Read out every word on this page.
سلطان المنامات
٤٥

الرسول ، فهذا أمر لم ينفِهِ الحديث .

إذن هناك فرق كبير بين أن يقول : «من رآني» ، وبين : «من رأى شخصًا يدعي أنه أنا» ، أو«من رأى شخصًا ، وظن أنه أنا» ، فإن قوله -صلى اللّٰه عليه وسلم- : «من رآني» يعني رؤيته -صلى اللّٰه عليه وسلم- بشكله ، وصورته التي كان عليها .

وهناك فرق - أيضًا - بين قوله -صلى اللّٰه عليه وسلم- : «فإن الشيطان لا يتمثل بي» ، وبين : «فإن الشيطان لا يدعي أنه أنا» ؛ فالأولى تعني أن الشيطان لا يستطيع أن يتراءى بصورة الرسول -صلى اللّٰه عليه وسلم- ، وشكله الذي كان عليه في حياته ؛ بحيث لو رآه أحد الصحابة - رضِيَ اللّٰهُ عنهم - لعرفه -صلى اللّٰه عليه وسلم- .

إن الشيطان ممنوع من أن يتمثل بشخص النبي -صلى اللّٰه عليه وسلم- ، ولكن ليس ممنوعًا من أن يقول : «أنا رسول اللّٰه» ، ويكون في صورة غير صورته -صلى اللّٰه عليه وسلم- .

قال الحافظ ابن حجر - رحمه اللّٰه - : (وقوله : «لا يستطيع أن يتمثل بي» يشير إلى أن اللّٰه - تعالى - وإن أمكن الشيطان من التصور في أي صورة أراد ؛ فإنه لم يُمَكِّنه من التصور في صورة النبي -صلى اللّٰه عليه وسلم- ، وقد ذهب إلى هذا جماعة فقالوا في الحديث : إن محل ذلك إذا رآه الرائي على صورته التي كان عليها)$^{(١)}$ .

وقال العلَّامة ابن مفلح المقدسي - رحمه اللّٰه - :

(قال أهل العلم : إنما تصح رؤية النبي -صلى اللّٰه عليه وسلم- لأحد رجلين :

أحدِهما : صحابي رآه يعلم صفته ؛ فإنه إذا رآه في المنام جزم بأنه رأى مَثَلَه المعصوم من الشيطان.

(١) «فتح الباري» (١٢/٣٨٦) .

════════

**Given problem**
Copy out all the entries shown above, character for character.

**Answer to the task**
Read out every word on this page.
سلطان المنامات
٤٥

الرسول ، فهذا أمر لم ينفِهِ الحديث .

إذن هناك فرق كبير بين أن يقول : «من رآني» ، وبين : «من رأى شخصًا يدعي أنه أنا» ، أو«من رأى شخصًا ، وظن أنه أنا» ، فإن قوله -صلى اللّٰه عليه وسلم- : «من رآني» يعني رؤيته -صلى اللّٰه عليه وسلم- بشكله ، وصورته التي كان عليها .

وهناك فرق - أيضًا - بين قوله -صلى اللّٰه عليه وسلم- : «فإن الشيطان لا يتمثل بي» ، وبين : «فإن الشيطان لا يدعي أنه أنا» ؛ فالأولى تعني أن الشيطان لا يستطيع أن يتراءى بصورة الرسول -صلى اللّٰه عليه وسلم- ، وشكله الذي كان عليه في حياته ؛ بحيث لو رآه أحد الصحابة - رضِيَ اللّٰهُ عنهم - لعرفه -صلى اللّٰه عليه وسلم- .

إن الشيطان ممنوع من أن يتمثل بشخص النبي -صلى اللّٰه عليه وسلم- ، ولكن ليس ممنوعًا من أن يقول : «أنا رسول اللّٰه» ، ويكون في صورة غير صورته -صلى اللّٰه عليه وسلم- .

قال الحافظ ابن حجر - رحمه اللّٰه - : (وقوله : «لا يستطيع أن يتمثل بي» يشير إلى أن اللّٰه - تعالى - وإن أمكن الشيطان من التصور في أي صورة أراد ؛ فإنه لم يُمَكِّنه من التصور في صورة النبي -صلى اللّٰه عليه وسلم- ، وقد ذهب إلى هذا جماعة فقالوا في الحديث : إن محل ذلك إذا رآه الرائي على صورته التي كان عليها)$^{(١)}$ .

وقال العلَّامة ابن مفلح المقدسي - رحمه اللّٰه - :

(قال أهل العلم : إنما تصح رؤية النبي -صلى اللّٰه عليه وسلم- لأحد رجلين :

أحدِهما : صحابي رآه يعلم صفته ؛ فإنه إذا رآه في المنام جزم بأنه رأى مَثَلَه المعصوم من الشيطان.

(١) «فتح الباري» (١٢/٣٨٦) .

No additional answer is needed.